• SUPPLIED MATERIAL
┄┄┄┄┄┄
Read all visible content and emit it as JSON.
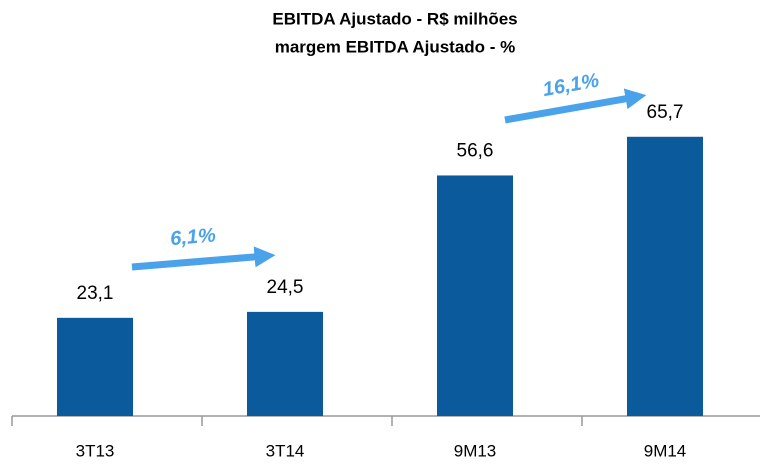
{
  "chart_data": {
    "type": "bar",
    "title": "EBITDA Ajustado - R$ milhões",
    "subtitle": "margem EBITDA Ajustado - %",
    "categories": [
      "3T13",
      "3T14",
      "9M13",
      "9M14"
    ],
    "values": [
      23.1,
      24.5,
      56.6,
      65.7
    ],
    "value_labels": [
      "23,1",
      "24,5",
      "56,6",
      "65,7"
    ],
    "color": "#0a5a9c",
    "annotations": [
      {
        "text": "6,1%"
      },
      {
        "text": "16,1%"
      }
    ],
    "annotation_color": "#4aa3ea"
  }
}
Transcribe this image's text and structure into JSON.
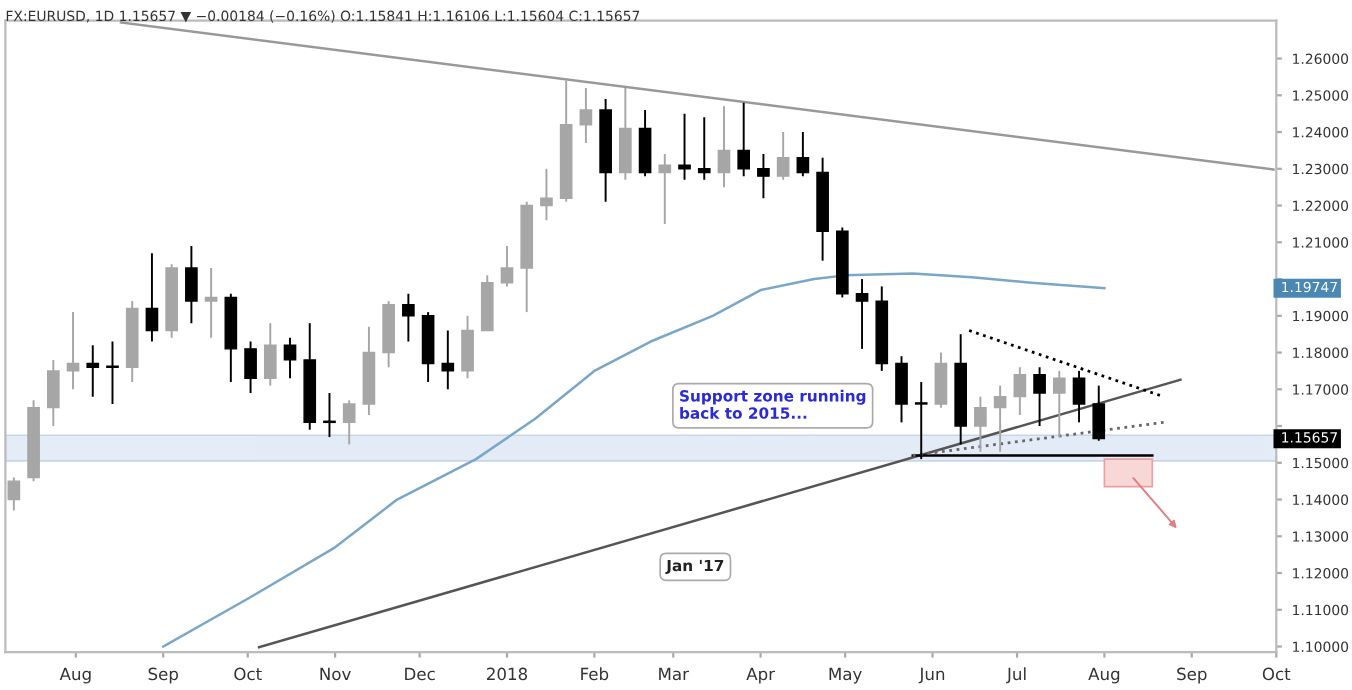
┄┄┄┄┄┄
• EXERCISE DETAILS
Quote every record above exactly, omitting any pictures they contain.

• WRITTEN ANSWER
Read all visible content and emit it as JSON.
{
  "chart_data": {
    "type": "bar",
    "title": "EBITDA Ajustado - R$ milhões",
    "subtitle": "margem EBITDA Ajustado - %",
    "categories": [
      "3T13",
      "3T14",
      "9M13",
      "9M14"
    ],
    "values": [
      23.1,
      24.5,
      56.6,
      65.7
    ],
    "value_labels": [
      "23,1",
      "24,5",
      "56,6",
      "65,7"
    ],
    "color": "#0a5a9c",
    "annotations": [
      {
        "text": "6,1%"
      },
      {
        "text": "16,1%"
      }
    ],
    "annotation_color": "#4aa3ea"
  }
}
Transcribe this image's text and structure into JSON.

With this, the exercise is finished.